-- Start of Extracted data --

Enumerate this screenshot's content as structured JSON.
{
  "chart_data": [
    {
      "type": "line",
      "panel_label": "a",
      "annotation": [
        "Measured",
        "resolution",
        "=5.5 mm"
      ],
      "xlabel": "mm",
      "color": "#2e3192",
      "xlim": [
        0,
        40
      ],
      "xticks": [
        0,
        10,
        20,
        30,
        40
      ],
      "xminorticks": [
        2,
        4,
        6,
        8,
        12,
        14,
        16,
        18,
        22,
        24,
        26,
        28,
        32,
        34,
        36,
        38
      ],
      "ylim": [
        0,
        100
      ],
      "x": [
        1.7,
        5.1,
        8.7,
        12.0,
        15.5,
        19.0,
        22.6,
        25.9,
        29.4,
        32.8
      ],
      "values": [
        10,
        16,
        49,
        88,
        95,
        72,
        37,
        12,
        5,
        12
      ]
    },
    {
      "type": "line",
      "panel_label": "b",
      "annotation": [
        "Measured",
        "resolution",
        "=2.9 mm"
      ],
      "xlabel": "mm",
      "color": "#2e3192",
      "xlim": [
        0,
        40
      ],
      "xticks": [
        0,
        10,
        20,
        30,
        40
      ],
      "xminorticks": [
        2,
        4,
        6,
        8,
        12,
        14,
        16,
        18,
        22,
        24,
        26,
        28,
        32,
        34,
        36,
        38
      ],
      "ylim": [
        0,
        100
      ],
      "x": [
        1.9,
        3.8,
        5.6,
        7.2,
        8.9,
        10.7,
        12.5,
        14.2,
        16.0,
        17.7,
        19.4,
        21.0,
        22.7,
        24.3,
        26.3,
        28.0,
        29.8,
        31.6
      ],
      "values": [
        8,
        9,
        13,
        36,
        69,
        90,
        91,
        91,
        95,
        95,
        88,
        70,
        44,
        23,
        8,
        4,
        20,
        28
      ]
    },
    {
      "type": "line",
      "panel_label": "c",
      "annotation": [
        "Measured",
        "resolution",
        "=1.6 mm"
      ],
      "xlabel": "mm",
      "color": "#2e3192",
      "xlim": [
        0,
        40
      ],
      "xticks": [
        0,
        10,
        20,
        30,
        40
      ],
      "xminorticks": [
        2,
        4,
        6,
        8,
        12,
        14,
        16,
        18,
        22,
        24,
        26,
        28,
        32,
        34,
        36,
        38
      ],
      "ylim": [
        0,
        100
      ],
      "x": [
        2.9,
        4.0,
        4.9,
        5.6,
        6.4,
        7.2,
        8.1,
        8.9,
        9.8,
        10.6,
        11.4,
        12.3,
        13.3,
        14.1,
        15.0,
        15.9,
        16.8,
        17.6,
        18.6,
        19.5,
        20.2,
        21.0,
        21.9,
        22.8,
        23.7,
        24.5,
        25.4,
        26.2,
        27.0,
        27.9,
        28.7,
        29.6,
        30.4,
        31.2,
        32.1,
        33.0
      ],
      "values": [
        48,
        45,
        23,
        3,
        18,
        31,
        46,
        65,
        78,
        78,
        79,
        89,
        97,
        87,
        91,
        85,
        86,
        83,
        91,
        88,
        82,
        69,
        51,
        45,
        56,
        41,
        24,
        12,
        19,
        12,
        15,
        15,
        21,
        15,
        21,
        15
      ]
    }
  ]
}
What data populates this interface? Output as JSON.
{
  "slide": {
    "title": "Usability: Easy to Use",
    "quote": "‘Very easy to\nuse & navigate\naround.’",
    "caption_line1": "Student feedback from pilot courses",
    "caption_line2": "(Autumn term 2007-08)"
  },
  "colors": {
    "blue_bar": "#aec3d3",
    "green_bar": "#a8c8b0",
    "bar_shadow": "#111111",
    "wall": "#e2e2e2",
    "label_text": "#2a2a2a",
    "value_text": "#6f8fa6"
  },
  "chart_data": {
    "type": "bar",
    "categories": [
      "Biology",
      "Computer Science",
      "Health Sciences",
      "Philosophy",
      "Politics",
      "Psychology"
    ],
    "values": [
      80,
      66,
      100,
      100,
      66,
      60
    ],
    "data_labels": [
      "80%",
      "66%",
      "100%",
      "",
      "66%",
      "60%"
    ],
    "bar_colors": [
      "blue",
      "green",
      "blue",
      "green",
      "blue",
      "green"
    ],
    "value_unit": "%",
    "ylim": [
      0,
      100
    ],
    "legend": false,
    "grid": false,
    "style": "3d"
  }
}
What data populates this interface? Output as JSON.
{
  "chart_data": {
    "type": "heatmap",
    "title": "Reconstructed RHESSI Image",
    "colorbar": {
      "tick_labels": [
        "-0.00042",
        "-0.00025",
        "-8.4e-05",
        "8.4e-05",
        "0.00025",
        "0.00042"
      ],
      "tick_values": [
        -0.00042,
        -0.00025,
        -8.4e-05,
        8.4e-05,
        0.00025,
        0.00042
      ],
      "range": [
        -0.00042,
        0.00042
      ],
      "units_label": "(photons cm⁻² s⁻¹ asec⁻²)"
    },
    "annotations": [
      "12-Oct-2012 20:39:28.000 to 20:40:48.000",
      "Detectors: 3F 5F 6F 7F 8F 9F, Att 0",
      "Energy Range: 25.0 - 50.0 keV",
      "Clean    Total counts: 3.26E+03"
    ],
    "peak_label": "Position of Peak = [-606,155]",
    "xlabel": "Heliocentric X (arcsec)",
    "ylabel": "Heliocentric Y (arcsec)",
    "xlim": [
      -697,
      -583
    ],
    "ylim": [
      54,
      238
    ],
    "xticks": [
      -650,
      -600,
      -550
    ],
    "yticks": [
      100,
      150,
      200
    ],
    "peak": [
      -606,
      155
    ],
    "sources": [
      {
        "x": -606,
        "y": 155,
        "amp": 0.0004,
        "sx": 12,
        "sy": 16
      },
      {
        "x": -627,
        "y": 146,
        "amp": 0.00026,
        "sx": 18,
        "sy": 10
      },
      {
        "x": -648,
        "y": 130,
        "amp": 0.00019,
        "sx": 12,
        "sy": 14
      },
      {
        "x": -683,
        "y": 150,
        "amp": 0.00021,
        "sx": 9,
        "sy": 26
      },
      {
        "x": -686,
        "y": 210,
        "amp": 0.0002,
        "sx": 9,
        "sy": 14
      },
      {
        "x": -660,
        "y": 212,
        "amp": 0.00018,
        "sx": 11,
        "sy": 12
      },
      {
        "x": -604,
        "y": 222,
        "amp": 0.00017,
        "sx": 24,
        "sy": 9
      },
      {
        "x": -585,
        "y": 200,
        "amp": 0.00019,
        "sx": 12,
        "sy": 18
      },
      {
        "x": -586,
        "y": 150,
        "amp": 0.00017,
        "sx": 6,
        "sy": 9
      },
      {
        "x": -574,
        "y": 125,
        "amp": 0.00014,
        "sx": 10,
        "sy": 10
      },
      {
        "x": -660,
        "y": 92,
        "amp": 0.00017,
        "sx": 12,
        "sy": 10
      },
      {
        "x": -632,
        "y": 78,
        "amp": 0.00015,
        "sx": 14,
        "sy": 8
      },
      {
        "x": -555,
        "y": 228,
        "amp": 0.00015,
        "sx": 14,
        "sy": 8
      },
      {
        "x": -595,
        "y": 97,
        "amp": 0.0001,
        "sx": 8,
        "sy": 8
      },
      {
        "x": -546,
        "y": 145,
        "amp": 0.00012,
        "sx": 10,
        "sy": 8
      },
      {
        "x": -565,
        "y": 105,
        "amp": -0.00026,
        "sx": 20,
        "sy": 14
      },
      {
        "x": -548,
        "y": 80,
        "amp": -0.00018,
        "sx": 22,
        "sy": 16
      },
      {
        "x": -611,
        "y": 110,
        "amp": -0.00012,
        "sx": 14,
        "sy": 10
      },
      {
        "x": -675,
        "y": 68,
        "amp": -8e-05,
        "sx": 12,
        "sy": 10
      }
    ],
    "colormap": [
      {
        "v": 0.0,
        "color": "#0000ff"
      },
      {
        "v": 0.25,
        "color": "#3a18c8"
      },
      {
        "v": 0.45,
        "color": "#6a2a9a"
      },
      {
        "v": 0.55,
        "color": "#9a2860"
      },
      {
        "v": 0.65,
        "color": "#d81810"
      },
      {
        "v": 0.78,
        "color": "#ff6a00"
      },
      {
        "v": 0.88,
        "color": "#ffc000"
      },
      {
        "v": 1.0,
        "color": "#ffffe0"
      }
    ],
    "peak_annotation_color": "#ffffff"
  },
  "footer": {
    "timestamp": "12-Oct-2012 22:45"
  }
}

-- End of Extracted data --

Copy out each line in the listing that has the word "title".

    "title": "Usability: Easy to Use",
    "title": "Reconstructed RHESSI Image",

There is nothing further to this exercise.